> Tasks to carry out
**1.** Which drinks does the pastor in the second Christian joke say he would throw into the river?
**2.** Can you echo the records starting at the first line and ending at the line that contains "table-row xyxy=(53,541,801,577)", with both ends included?

By Karyn Markwell | 28-Jul-08 in Current Events
Karyn Markwell
Christian Jokes

Joke #1


A man dies and is met by Peter at the pearly gates.


Peter says, ‘You need 100 points to make it into Heaven. Tell me all of the good things you’ve done and I’ll give you a certain number of points for each item, depending on how good it was. When you reach 100 points, you get in.’


‘Okay,’ the man says, ‘I was married to the same woman for 50 years and never cheated on her, even in my heart.’


‘That’s wonderful,’ says Peter, ‘that’s worth three points!’


‘Three points?’ the man exclaims. ‘Well, I attended church all of my life and supported its ministry with my tithe and service.’


‘Terrific!’ says Peter, ‘that’s certainly worth a point.’

‘One point? OK, well I started a soup kitchen in my city and worked in a shelter for the homeless.’

‘Fantastic, that’s good for two more points,’ Peter says.

‘TWO POINTS!’ the man cries. ‘At this rate, the only way I’ll get into Heaven is by the Grace of God!’

‘Come on in!’



Joke #2


A pastor was completing a sermon on abstaining from drinking alcohol.


With great expression, he said, ‘If I had all of the beer in the world, I’d take it and throw it into the river.’

With even greater emphasis, he said, ‘And if I had all of the wine in the world, I’d take it and throw it into the river.’

And then finally, he thundered, ‘And if I had all of the whiskey in the world, I’d take it and throw it into the river.’


The church was silent. Not a single congregant made a sound.

The music leader then stood up hesitantly and said, ‘For our closing song, let us sing the hymn “Shall We Gather at the River.”’



Joke #3


One Sunday morning, a pastor announced to his congregation: ‘Friends, I have here in my hands three sermons: a $100 sermon that lasts five minutes, a $50 sermon that lasts fifteen minutes and a $10 sermon that lasts a full hour.

> Records to use
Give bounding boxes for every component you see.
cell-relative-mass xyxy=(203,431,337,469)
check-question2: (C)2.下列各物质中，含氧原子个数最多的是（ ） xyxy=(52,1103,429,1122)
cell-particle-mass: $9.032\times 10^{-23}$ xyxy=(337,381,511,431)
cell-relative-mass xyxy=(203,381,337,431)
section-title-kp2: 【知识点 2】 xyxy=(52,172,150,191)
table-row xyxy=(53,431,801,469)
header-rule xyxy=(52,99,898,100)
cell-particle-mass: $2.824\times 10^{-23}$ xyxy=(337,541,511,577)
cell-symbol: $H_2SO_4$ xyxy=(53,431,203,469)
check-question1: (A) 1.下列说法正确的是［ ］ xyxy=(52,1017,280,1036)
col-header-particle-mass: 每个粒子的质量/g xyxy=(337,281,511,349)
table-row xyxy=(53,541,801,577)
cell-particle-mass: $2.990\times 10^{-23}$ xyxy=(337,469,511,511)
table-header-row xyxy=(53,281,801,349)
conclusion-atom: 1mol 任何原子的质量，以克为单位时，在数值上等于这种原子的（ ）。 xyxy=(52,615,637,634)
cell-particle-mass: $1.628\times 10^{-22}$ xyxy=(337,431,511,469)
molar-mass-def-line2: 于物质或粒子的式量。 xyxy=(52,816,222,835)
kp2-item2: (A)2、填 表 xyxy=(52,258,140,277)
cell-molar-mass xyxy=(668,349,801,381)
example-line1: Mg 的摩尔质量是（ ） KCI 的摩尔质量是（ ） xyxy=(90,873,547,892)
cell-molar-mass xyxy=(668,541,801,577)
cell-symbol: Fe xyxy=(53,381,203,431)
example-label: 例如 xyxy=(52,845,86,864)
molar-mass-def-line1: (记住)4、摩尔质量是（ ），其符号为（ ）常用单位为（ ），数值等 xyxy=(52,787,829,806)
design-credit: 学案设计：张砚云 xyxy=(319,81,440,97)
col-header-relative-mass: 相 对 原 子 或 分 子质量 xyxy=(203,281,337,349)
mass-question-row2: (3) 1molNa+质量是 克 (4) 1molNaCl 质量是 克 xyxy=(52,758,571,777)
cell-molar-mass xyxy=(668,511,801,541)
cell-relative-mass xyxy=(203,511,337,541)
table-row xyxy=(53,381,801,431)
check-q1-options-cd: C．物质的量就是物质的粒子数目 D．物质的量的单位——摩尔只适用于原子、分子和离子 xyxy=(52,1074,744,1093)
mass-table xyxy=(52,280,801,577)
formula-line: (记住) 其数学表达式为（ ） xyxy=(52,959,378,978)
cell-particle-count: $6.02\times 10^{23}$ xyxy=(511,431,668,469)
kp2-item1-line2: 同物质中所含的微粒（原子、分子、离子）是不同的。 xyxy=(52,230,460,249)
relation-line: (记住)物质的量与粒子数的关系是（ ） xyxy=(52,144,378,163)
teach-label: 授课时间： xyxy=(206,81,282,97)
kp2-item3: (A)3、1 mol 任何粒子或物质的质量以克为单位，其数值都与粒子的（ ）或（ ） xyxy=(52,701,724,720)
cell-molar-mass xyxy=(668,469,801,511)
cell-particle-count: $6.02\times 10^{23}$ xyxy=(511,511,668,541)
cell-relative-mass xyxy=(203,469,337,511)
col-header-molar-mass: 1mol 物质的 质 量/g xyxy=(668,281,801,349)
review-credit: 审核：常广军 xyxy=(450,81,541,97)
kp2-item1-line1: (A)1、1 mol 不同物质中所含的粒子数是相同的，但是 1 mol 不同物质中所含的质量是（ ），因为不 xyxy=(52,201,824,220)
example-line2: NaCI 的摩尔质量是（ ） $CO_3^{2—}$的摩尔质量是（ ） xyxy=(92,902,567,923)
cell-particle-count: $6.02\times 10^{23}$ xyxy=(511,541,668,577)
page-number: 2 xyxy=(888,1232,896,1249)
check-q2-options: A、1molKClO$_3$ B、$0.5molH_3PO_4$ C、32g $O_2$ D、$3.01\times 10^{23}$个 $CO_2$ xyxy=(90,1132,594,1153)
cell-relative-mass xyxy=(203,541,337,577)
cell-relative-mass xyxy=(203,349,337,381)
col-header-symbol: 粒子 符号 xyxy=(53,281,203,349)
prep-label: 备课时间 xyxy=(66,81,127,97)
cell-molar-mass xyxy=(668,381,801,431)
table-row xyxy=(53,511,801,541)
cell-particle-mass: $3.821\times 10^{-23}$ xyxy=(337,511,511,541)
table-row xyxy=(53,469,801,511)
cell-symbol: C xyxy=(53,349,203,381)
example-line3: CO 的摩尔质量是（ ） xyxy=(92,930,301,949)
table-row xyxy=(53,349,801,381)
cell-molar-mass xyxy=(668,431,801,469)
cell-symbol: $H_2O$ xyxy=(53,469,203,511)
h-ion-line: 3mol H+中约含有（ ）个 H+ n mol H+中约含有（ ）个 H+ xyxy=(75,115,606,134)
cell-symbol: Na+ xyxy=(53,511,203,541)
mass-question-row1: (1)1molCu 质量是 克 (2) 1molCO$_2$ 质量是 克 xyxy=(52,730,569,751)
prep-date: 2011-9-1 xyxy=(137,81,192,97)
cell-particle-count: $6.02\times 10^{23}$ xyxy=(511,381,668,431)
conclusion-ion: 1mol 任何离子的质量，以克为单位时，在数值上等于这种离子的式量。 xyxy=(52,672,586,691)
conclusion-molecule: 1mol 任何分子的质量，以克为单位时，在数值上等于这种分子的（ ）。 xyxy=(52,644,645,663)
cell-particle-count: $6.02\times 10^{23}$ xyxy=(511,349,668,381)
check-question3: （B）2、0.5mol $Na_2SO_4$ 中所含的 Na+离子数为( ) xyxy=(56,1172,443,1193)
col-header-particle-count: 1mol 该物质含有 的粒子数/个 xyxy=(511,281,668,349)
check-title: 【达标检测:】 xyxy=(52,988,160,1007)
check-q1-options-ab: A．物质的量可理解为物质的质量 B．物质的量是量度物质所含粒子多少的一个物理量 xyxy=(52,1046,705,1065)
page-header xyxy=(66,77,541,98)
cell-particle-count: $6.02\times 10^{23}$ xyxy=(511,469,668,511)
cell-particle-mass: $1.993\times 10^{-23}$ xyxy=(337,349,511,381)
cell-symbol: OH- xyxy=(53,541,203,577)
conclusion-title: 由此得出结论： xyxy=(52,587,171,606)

> Final results
**1.** Beer, wine and whiskey.

**2.**
Give bounding boxes for every component you see.
cell-relative-mass xyxy=(203,431,337,469)
check-question2: (C)2.下列各物质中，含氧原子个数最多的是（ ） xyxy=(52,1103,429,1122)
cell-particle-mass: $9.032\times 10^{-23}$ xyxy=(337,381,511,431)
cell-relative-mass xyxy=(203,381,337,431)
section-title-kp2: 【知识点 2】 xyxy=(52,172,150,191)
table-row xyxy=(53,431,801,469)
header-rule xyxy=(52,99,898,100)
cell-particle-mass: $2.824\times 10^{-23}$ xyxy=(337,541,511,577)
cell-symbol: $H_2SO_4$ xyxy=(53,431,203,469)
check-question1: (A) 1.下列说法正确的是［ ］ xyxy=(52,1017,280,1036)
col-header-particle-mass: 每个粒子的质量/g xyxy=(337,281,511,349)
table-row xyxy=(53,541,801,577)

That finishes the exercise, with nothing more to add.